— Task details —
Keep only the lines where "adaptable" appears.

— Records for processing —
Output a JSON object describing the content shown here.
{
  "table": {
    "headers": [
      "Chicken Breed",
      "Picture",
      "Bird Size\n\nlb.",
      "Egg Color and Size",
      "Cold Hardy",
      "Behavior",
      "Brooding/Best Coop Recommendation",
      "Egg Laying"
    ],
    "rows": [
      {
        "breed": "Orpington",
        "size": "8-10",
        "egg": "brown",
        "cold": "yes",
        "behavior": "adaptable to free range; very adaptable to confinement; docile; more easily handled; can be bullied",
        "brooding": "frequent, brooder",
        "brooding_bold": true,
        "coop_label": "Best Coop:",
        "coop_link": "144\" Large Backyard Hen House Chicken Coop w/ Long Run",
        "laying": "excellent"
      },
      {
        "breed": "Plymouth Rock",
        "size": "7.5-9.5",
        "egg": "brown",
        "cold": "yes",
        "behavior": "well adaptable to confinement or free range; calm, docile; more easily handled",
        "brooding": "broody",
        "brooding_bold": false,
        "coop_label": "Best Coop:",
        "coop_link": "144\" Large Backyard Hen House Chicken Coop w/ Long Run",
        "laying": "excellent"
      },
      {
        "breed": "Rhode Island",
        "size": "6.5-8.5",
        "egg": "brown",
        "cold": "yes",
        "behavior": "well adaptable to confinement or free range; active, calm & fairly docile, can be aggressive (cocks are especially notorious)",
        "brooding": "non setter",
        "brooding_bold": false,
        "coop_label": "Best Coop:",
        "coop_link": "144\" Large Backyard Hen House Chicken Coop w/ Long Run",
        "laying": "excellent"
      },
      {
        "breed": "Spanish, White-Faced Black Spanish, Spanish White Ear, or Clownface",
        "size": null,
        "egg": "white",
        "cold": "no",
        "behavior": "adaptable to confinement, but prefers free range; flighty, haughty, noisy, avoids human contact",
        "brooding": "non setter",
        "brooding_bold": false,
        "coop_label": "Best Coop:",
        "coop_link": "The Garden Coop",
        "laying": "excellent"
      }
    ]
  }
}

— Completed exercise —
        "behavior": "adaptable to free range; very adaptable to confinement; docile; more easily handled; can be bullied",
        "behavior": "well adaptable to confinement or free range; calm, docile; more easily handled",
        "behavior": "well adaptable to confinement or free range; active, calm & fairly docile, can be aggressive (cocks are especially notorious)",
        "behavior": "adaptable to confinement, but prefers free range; flighty, haughty, noisy, avoids human contact",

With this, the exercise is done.